(Figure content listings)
------------------------------------------------

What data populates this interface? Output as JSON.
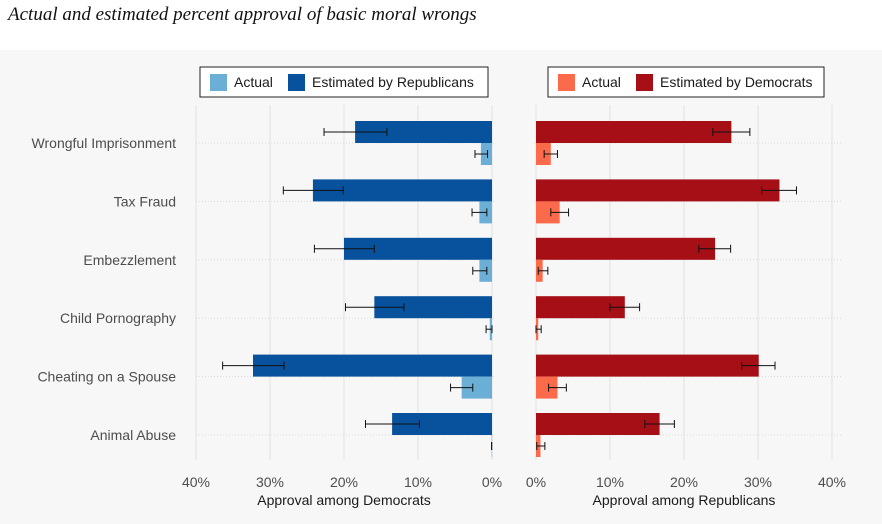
{
  "title": "Actual and estimated percent approval of basic moral wrongs",
  "colors": {
    "actual_left": "#6baed6",
    "estimated_left": "#08519c",
    "actual_right": "#fb6a4a",
    "estimated_right": "#a50f15",
    "panel_bg": "#f7f7f7"
  },
  "chart_data": [
    {
      "type": "bar",
      "orientation": "horizontal",
      "direction": "reversed",
      "categories": [
        "Wrongful Imprisonment",
        "Tax Fraud",
        "Embezzlement",
        "Child Pornography",
        "Cheating on a Spouse",
        "Animal Abuse"
      ],
      "series": [
        {
          "name": "Estimated by Republicans",
          "values": [
            18.5,
            24.2,
            20.0,
            15.9,
            32.3,
            13.5
          ],
          "err_low": [
            22.7,
            28.2,
            24.0,
            19.8,
            36.4,
            17.1
          ],
          "err_high": [
            14.2,
            20.1,
            15.9,
            11.9,
            28.1,
            9.8
          ]
        },
        {
          "name": "Actual",
          "values": [
            1.5,
            1.7,
            1.7,
            0.3,
            4.1,
            0.05
          ],
          "err_low": [
            2.3,
            2.7,
            2.6,
            0.8,
            5.6,
            0.05
          ],
          "err_high": [
            0.6,
            0.7,
            0.7,
            0.0,
            2.6,
            0.05
          ]
        }
      ],
      "xlabel": "Approval among Democrats",
      "xlim": [
        0,
        40
      ],
      "x_ticks": [
        "40%",
        "30%",
        "20%",
        "10%",
        "0%"
      ],
      "legend_position": "top",
      "grid": true
    },
    {
      "type": "bar",
      "orientation": "horizontal",
      "categories": [
        "Wrongful Imprisonment",
        "Tax Fraud",
        "Embezzlement",
        "Child Pornography",
        "Cheating on a Spouse",
        "Animal Abuse"
      ],
      "series": [
        {
          "name": "Estimated by Democrats",
          "values": [
            26.4,
            32.9,
            24.2,
            12.0,
            30.1,
            16.7
          ],
          "err_low": [
            23.9,
            30.5,
            22.0,
            10.0,
            27.8,
            14.7
          ],
          "err_high": [
            28.9,
            35.2,
            26.3,
            14.0,
            32.3,
            18.7
          ]
        },
        {
          "name": "Actual",
          "values": [
            2.0,
            3.2,
            0.9,
            0.3,
            2.9,
            0.6
          ],
          "err_low": [
            1.1,
            2.0,
            0.3,
            0.0,
            1.7,
            0.1
          ],
          "err_high": [
            2.9,
            4.4,
            1.6,
            0.7,
            4.1,
            1.2
          ]
        }
      ],
      "xlabel": "Approval among Republicans",
      "xlim": [
        0,
        40
      ],
      "x_ticks": [
        "0%",
        "10%",
        "20%",
        "30%",
        "40%"
      ],
      "legend_position": "top",
      "grid": true
    }
  ]
}
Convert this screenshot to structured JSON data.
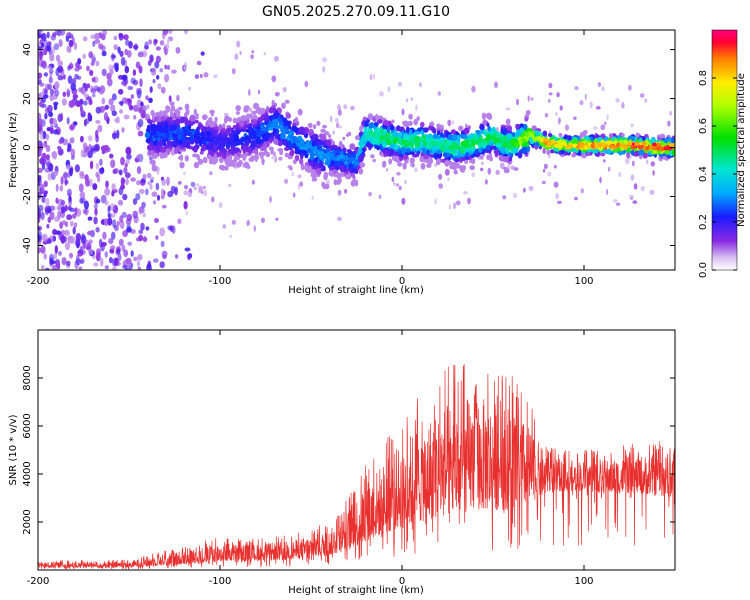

------------------------------------------------

Your copy should match the entries exactly, minus the pictures.

What data populates this interface? Output as JSON.
{
  "title": "Actual and estimated percent approval of basic moral wrongs",
  "colors": {
    "actual_left": "#6baed6",
    "estimated_left": "#08519c",
    "actual_right": "#fb6a4a",
    "estimated_right": "#a50f15",
    "panel_bg": "#f7f7f7"
  },
  "chart_data": [
    {
      "type": "bar",
      "orientation": "horizontal",
      "direction": "reversed",
      "categories": [
        "Wrongful Imprisonment",
        "Tax Fraud",
        "Embezzlement",
        "Child Pornography",
        "Cheating on a Spouse",
        "Animal Abuse"
      ],
      "series": [
        {
          "name": "Estimated by Republicans",
          "values": [
            18.5,
            24.2,
            20.0,
            15.9,
            32.3,
            13.5
          ],
          "err_low": [
            22.7,
            28.2,
            24.0,
            19.8,
            36.4,
            17.1
          ],
          "err_high": [
            14.2,
            20.1,
            15.9,
            11.9,
            28.1,
            9.8
          ]
        },
        {
          "name": "Actual",
          "values": [
            1.5,
            1.7,
            1.7,
            0.3,
            4.1,
            0.05
          ],
          "err_low": [
            2.3,
            2.7,
            2.6,
            0.8,
            5.6,
            0.05
          ],
          "err_high": [
            0.6,
            0.7,
            0.7,
            0.0,
            2.6,
            0.05
          ]
        }
      ],
      "xlabel": "Approval among Democrats",
      "xlim": [
        0,
        40
      ],
      "x_ticks": [
        "40%",
        "30%",
        "20%",
        "10%",
        "0%"
      ],
      "legend_position": "top",
      "grid": true
    },
    {
      "type": "bar",
      "orientation": "horizontal",
      "categories": [
        "Wrongful Imprisonment",
        "Tax Fraud",
        "Embezzlement",
        "Child Pornography",
        "Cheating on a Spouse",
        "Animal Abuse"
      ],
      "series": [
        {
          "name": "Estimated by Democrats",
          "values": [
            26.4,
            32.9,
            24.2,
            12.0,
            30.1,
            16.7
          ],
          "err_low": [
            23.9,
            30.5,
            22.0,
            10.0,
            27.8,
            14.7
          ],
          "err_high": [
            28.9,
            35.2,
            26.3,
            14.0,
            32.3,
            18.7
          ]
        },
        {
          "name": "Actual",
          "values": [
            2.0,
            3.2,
            0.9,
            0.3,
            2.9,
            0.6
          ],
          "err_low": [
            1.1,
            2.0,
            0.3,
            0.0,
            1.7,
            0.1
          ],
          "err_high": [
            2.9,
            4.4,
            1.6,
            0.7,
            4.1,
            1.2
          ]
        }
      ],
      "xlabel": "Approval among Republicans",
      "xlim": [
        0,
        40
      ],
      "x_ticks": [
        "0%",
        "10%",
        "20%",
        "30%",
        "40%"
      ],
      "legend_position": "top",
      "grid": true
    }
  ]
}
Convert this screenshot to structured JSON data.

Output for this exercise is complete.